(Figure dataset records)
═══

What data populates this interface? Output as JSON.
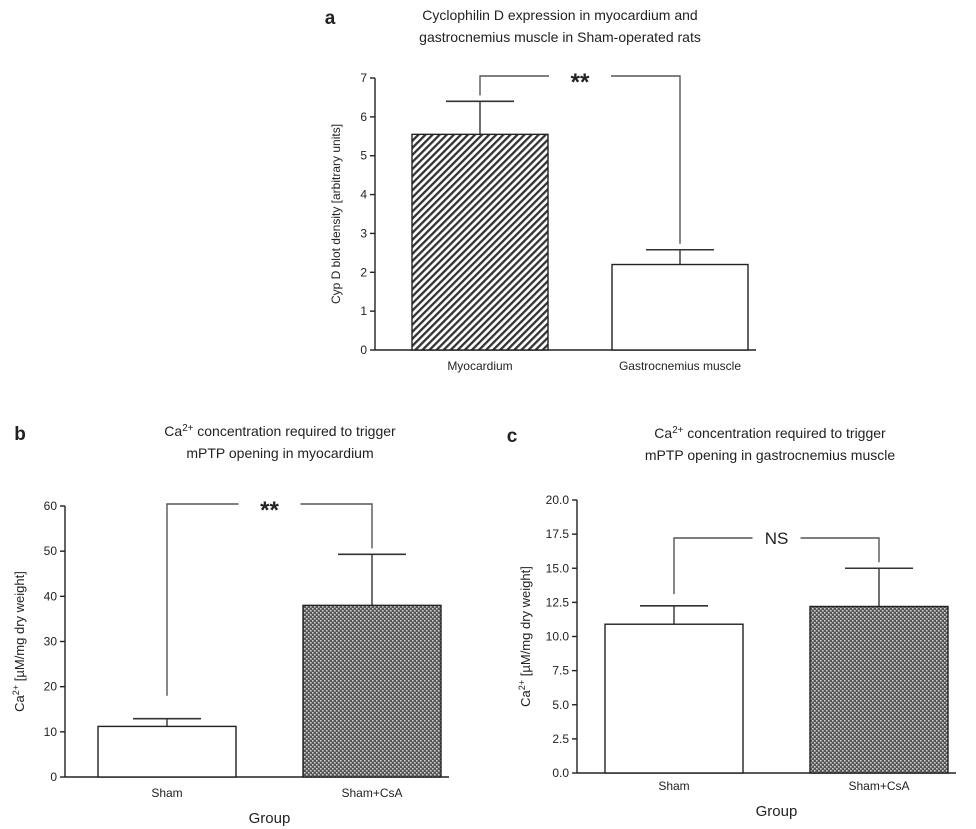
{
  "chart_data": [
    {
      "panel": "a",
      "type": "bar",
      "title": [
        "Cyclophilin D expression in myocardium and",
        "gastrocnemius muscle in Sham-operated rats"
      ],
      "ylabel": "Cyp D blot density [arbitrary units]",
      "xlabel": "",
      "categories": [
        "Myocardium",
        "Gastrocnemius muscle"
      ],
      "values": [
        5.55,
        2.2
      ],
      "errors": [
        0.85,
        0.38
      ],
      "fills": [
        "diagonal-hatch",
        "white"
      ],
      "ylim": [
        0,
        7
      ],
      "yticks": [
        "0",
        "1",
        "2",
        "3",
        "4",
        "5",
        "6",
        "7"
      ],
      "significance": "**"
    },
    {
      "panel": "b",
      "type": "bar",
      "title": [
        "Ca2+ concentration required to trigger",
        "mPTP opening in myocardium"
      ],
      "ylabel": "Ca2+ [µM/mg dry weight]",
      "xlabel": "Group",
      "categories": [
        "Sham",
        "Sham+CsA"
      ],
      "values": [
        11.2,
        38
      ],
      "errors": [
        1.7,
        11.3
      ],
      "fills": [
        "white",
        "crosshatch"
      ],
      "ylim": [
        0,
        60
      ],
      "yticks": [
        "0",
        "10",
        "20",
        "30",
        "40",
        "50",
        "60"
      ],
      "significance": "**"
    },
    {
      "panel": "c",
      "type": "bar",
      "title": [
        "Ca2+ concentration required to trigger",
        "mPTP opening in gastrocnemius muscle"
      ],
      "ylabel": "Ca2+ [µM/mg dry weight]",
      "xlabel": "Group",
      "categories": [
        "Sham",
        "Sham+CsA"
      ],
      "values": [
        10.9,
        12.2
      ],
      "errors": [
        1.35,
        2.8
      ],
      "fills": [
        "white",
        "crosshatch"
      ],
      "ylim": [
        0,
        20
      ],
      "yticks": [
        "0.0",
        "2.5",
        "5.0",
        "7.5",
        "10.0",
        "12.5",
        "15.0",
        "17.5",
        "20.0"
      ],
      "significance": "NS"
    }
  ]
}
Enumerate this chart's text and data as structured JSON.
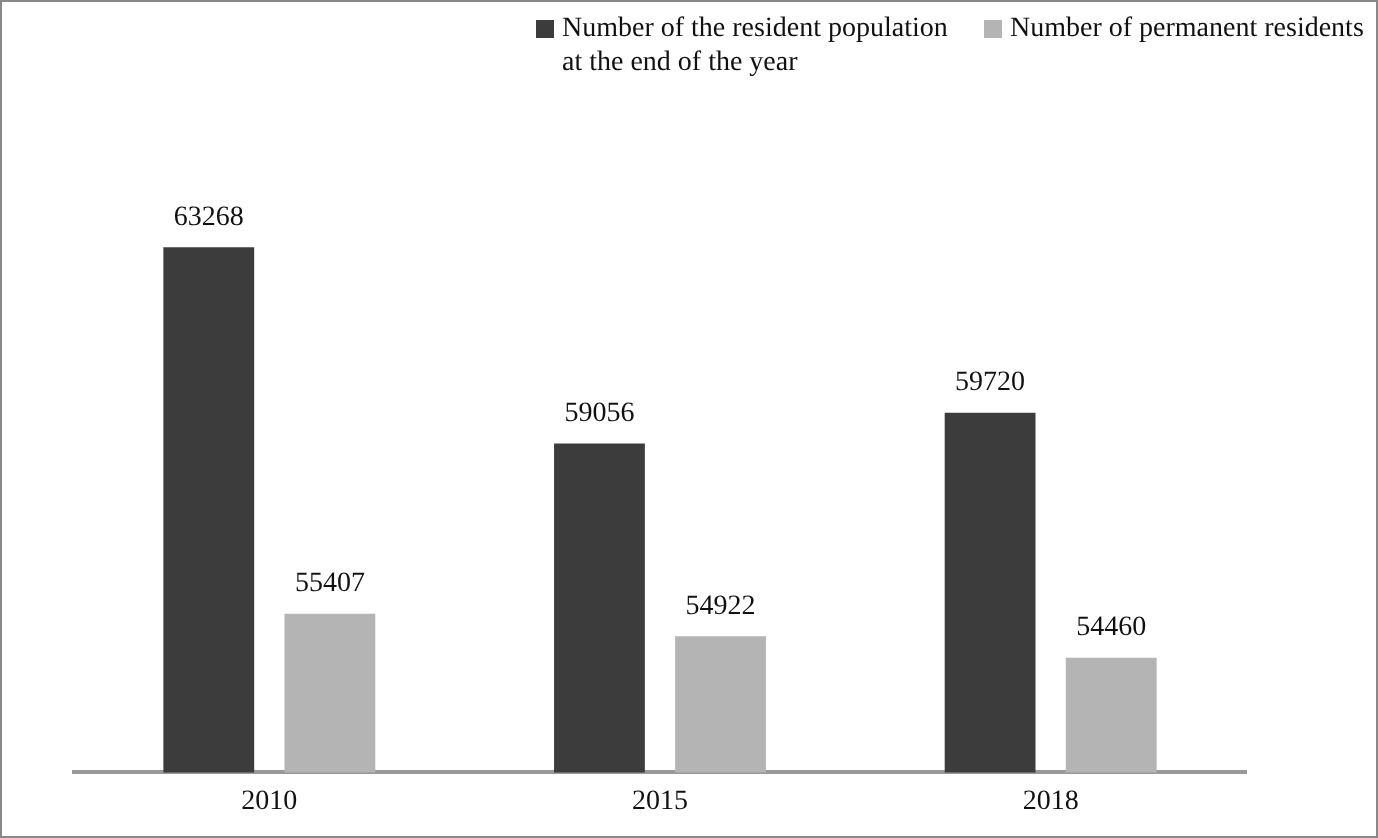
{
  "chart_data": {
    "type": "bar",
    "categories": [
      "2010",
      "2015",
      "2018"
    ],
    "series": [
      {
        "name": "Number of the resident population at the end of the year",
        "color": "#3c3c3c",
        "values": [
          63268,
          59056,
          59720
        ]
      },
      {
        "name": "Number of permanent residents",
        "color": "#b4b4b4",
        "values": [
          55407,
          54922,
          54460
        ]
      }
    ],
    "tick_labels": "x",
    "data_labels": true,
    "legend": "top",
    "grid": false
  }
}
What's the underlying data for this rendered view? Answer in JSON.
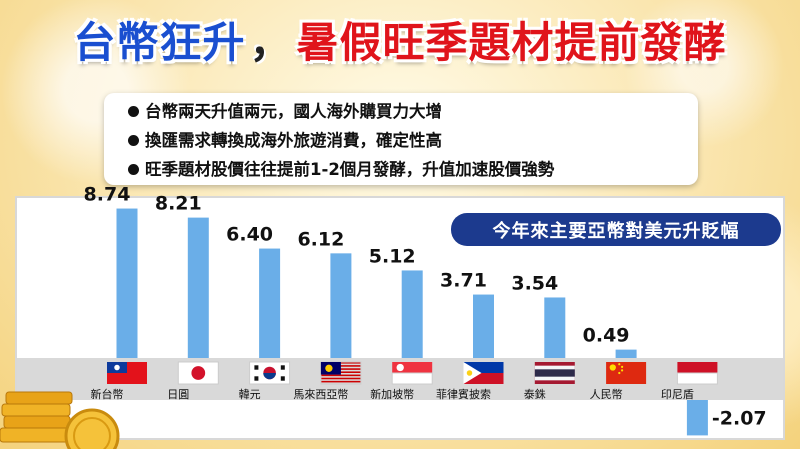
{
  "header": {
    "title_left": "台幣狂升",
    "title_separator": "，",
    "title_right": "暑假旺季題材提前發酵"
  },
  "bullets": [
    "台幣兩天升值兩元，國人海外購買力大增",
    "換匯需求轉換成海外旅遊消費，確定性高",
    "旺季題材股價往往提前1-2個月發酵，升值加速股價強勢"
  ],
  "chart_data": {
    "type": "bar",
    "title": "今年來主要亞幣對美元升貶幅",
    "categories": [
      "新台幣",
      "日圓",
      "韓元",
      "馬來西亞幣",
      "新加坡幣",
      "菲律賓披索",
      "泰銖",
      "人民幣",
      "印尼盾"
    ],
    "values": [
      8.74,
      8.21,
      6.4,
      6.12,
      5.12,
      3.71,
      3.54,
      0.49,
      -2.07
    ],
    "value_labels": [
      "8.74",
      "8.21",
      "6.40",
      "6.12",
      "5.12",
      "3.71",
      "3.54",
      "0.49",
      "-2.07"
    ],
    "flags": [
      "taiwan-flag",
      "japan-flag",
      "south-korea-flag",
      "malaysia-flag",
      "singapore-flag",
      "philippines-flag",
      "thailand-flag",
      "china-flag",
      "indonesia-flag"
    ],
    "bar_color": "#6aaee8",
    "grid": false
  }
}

═══

Set the listing down in full and exactly. Pictures within it should not appear in the copy.

## The answer:
What data populates this interface? Output as JSON.
{
  "chart_data": [
    {
      "panel": "a",
      "type": "bar",
      "title": [
        "Cyclophilin D expression in myocardium and",
        "gastrocnemius muscle in Sham-operated rats"
      ],
      "ylabel": "Cyp D blot density [arbitrary units]",
      "xlabel": "",
      "categories": [
        "Myocardium",
        "Gastrocnemius muscle"
      ],
      "values": [
        5.55,
        2.2
      ],
      "errors": [
        0.85,
        0.38
      ],
      "fills": [
        "diagonal-hatch",
        "white"
      ],
      "ylim": [
        0,
        7
      ],
      "yticks": [
        "0",
        "1",
        "2",
        "3",
        "4",
        "5",
        "6",
        "7"
      ],
      "significance": "**"
    },
    {
      "panel": "b",
      "type": "bar",
      "title": [
        "Ca2+ concentration required to trigger",
        "mPTP opening in myocardium"
      ],
      "ylabel": "Ca2+ [µM/mg dry weight]",
      "xlabel": "Group",
      "categories": [
        "Sham",
        "Sham+CsA"
      ],
      "values": [
        11.2,
        38
      ],
      "errors": [
        1.7,
        11.3
      ],
      "fills": [
        "white",
        "crosshatch"
      ],
      "ylim": [
        0,
        60
      ],
      "yticks": [
        "0",
        "10",
        "20",
        "30",
        "40",
        "50",
        "60"
      ],
      "significance": "**"
    },
    {
      "panel": "c",
      "type": "bar",
      "title": [
        "Ca2+ concentration required to trigger",
        "mPTP opening in gastrocnemius muscle"
      ],
      "ylabel": "Ca2+ [µM/mg dry weight]",
      "xlabel": "Group",
      "categories": [
        "Sham",
        "Sham+CsA"
      ],
      "values": [
        10.9,
        12.2
      ],
      "errors": [
        1.35,
        2.8
      ],
      "fills": [
        "white",
        "crosshatch"
      ],
      "ylim": [
        0,
        20
      ],
      "yticks": [
        "0.0",
        "2.5",
        "5.0",
        "7.5",
        "10.0",
        "12.5",
        "15.0",
        "17.5",
        "20.0"
      ],
      "significance": "NS"
    }
  ]
}
Enumerate this chart's text and data as structured JSON.
{
  "chart_data": {
    "type": "bar",
    "categories": [
      "2010",
      "2015",
      "2018"
    ],
    "series": [
      {
        "name": "Number of the resident population at the end of the year",
        "color": "#3c3c3c",
        "values": [
          63268,
          59056,
          59720
        ]
      },
      {
        "name": "Number of permanent residents",
        "color": "#b4b4b4",
        "values": [
          55407,
          54922,
          54460
        ]
      }
    ],
    "tick_labels": "x",
    "data_labels": true,
    "legend": "top",
    "grid": false
  }
}
What's the underlying data for this rendered view? Answer in JSON.
{
  "header": {
    "title_left": "台幣狂升",
    "title_separator": "，",
    "title_right": "暑假旺季題材提前發酵"
  },
  "bullets": [
    "台幣兩天升值兩元，國人海外購買力大增",
    "換匯需求轉換成海外旅遊消費，確定性高",
    "旺季題材股價往往提前1-2個月發酵，升值加速股價強勢"
  ],
  "chart_data": {
    "type": "bar",
    "title": "今年來主要亞幣對美元升貶幅",
    "categories": [
      "新台幣",
      "日圓",
      "韓元",
      "馬來西亞幣",
      "新加坡幣",
      "菲律賓披索",
      "泰銖",
      "人民幣",
      "印尼盾"
    ],
    "values": [
      8.74,
      8.21,
      6.4,
      6.12,
      5.12,
      3.71,
      3.54,
      0.49,
      -2.07
    ],
    "value_labels": [
      "8.74",
      "8.21",
      "6.40",
      "6.12",
      "5.12",
      "3.71",
      "3.54",
      "0.49",
      "-2.07"
    ],
    "flags": [
      "taiwan-flag",
      "japan-flag",
      "south-korea-flag",
      "malaysia-flag",
      "singapore-flag",
      "philippines-flag",
      "thailand-flag",
      "china-flag",
      "indonesia-flag"
    ],
    "bar_color": "#6aaee8",
    "grid": false
  }
}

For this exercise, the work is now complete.